# TASK INSTRUCTIONS
Pictures should be excluded; otherwise, copy every entry exactly.

━━ AVAILABLE RECORDS ━━

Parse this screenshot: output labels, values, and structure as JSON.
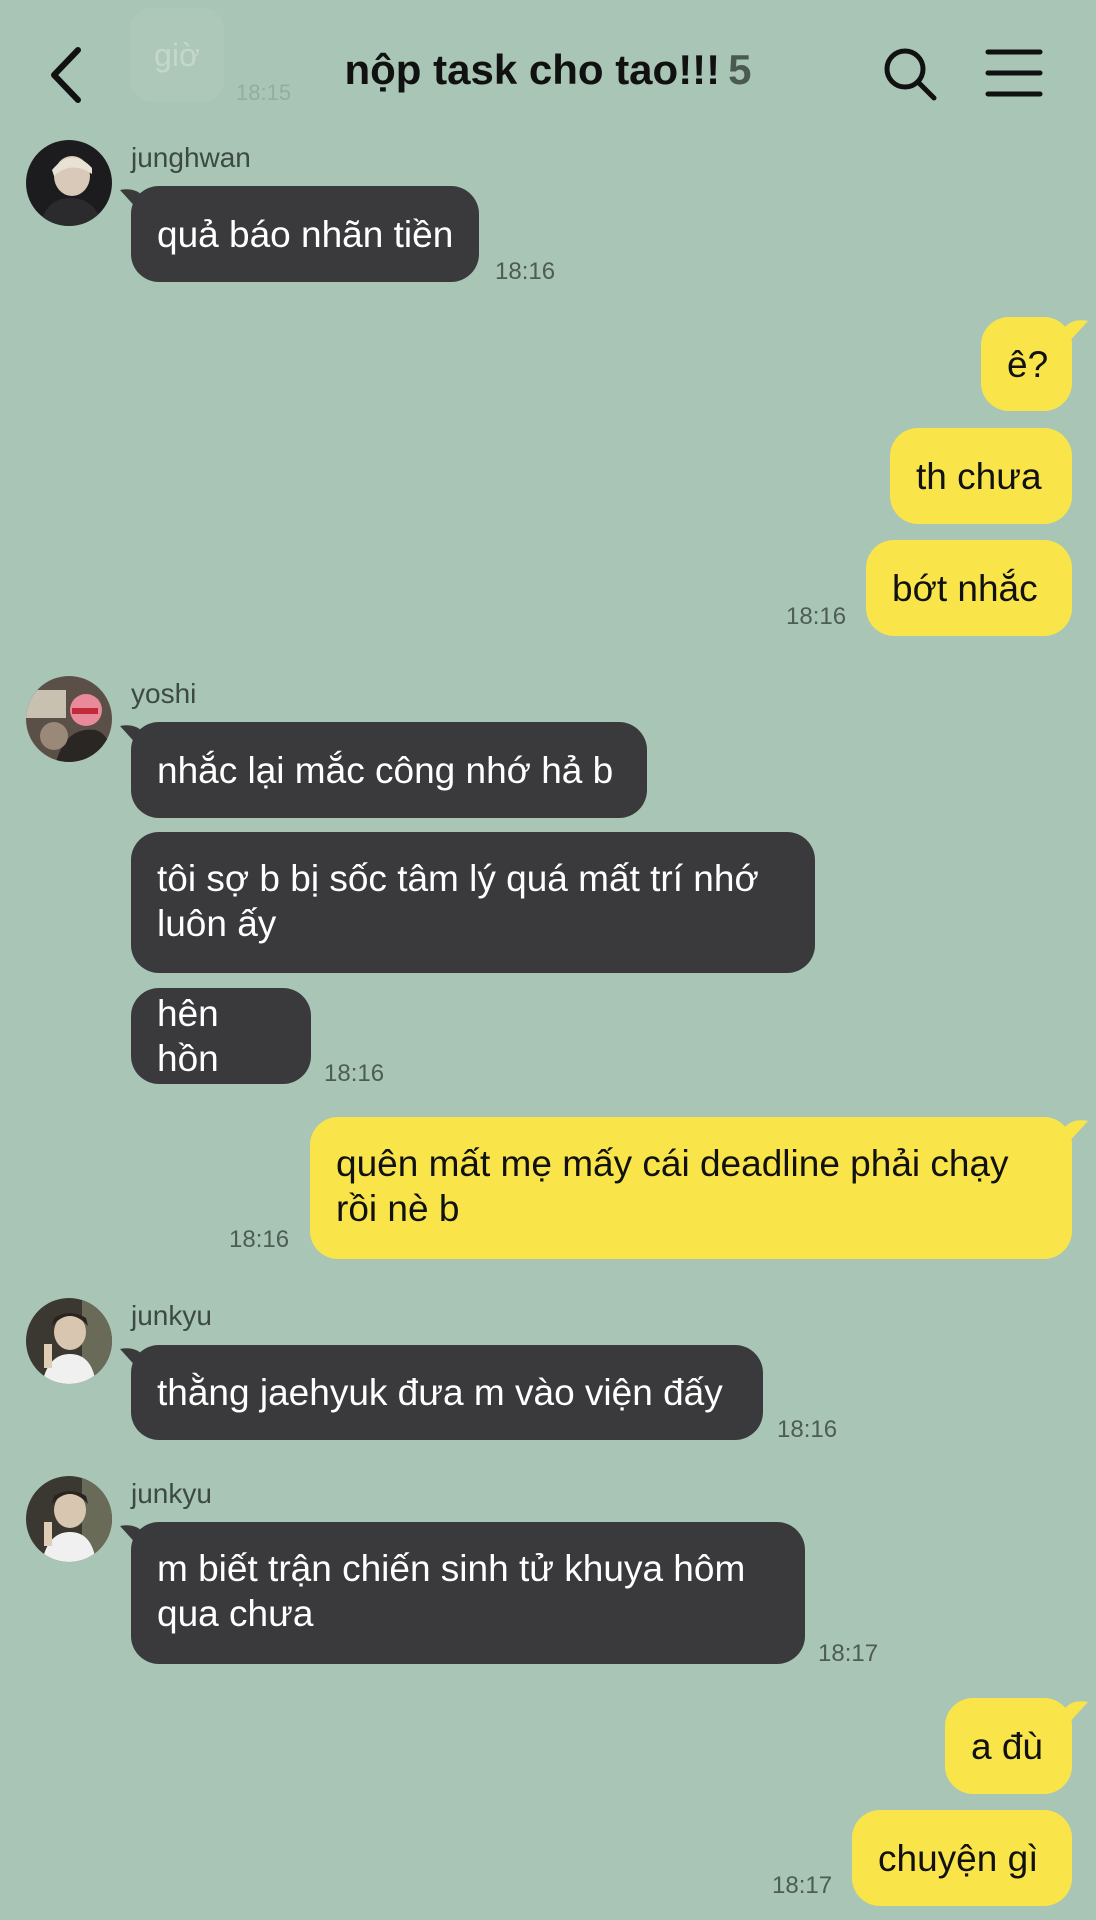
{
  "header": {
    "title": "nộp task cho tao!!!",
    "member_count": "5",
    "back_icon": "chevron-left-icon",
    "search_icon": "search-icon",
    "menu_icon": "hamburger-menu-icon",
    "ghost_text": "giờ",
    "ghost_time": "18:15"
  },
  "colors": {
    "background": "#a8c5b5",
    "incoming_bubble": "#3a3a3c",
    "outgoing_bubble": "#f9e54a"
  },
  "messages": {
    "m1": {
      "sender": "junghwan",
      "text": "quả báo nhãn tiền",
      "time": "18:16"
    },
    "m2": {
      "text": "ê?"
    },
    "m3": {
      "text": "th chưa"
    },
    "m4": {
      "text": "bớt nhắc",
      "time": "18:16"
    },
    "m5": {
      "sender": "yoshi",
      "text": "nhắc lại mắc công nhớ hả b"
    },
    "m6": {
      "line1": "tôi sợ b bị sốc tâm lý quá mất trí nhớ",
      "line2": "luôn ấy"
    },
    "m7": {
      "text": "hên hồn",
      "time": "18:16"
    },
    "m8": {
      "line1": "quên mất mẹ mấy cái deadline phải chạy",
      "line2": "rồi nè b",
      "time": "18:16"
    },
    "m9": {
      "sender": "junkyu",
      "text": "thằng jaehyuk đưa m vào viện đấy",
      "time": "18:16"
    },
    "m10": {
      "sender": "junkyu",
      "line1": "m biết trận chiến sinh tử khuya hôm",
      "line2": "qua chưa",
      "time": "18:17"
    },
    "m11": {
      "text": "a đù"
    },
    "m12": {
      "text": "chuyện gì",
      "time": "18:17"
    }
  }
}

━━━

# ANSWER FOR THIS EXERCISE
Parse this screenshot: output labels, values, and structure as JSON.
{
  "header": {
    "title": "nộp task cho tao!!!",
    "member_count": "5",
    "back_icon": "chevron-left-icon",
    "search_icon": "search-icon",
    "menu_icon": "hamburger-menu-icon",
    "ghost_text": "giờ",
    "ghost_time": "18:15"
  },
  "colors": {
    "background": "#a8c5b5",
    "incoming_bubble": "#3a3a3c",
    "outgoing_bubble": "#f9e54a"
  },
  "messages": {
    "m1": {
      "sender": "junghwan",
      "text": "quả báo nhãn tiền",
      "time": "18:16"
    },
    "m2": {
      "text": "ê?"
    },
    "m3": {
      "text": "th chưa"
    },
    "m4": {
      "text": "bớt nhắc",
      "time": "18:16"
    },
    "m5": {
      "sender": "yoshi",
      "text": "nhắc lại mắc công nhớ hả b"
    },
    "m6": {
      "line1": "tôi sợ b bị sốc tâm lý quá mất trí nhớ",
      "line2": "luôn ấy"
    },
    "m7": {
      "text": "hên hồn",
      "time": "18:16"
    },
    "m8": {
      "line1": "quên mất mẹ mấy cái deadline phải chạy",
      "line2": "rồi nè b",
      "time": "18:16"
    },
    "m9": {
      "sender": "junkyu",
      "text": "thằng jaehyuk đưa m vào viện đấy",
      "time": "18:16"
    },
    "m10": {
      "sender": "junkyu",
      "line1": "m biết trận chiến sinh tử khuya hôm",
      "line2": "qua chưa",
      "time": "18:17"
    },
    "m11": {
      "text": "a đù"
    },
    "m12": {
      "text": "chuyện gì",
      "time": "18:17"
    }
  }
}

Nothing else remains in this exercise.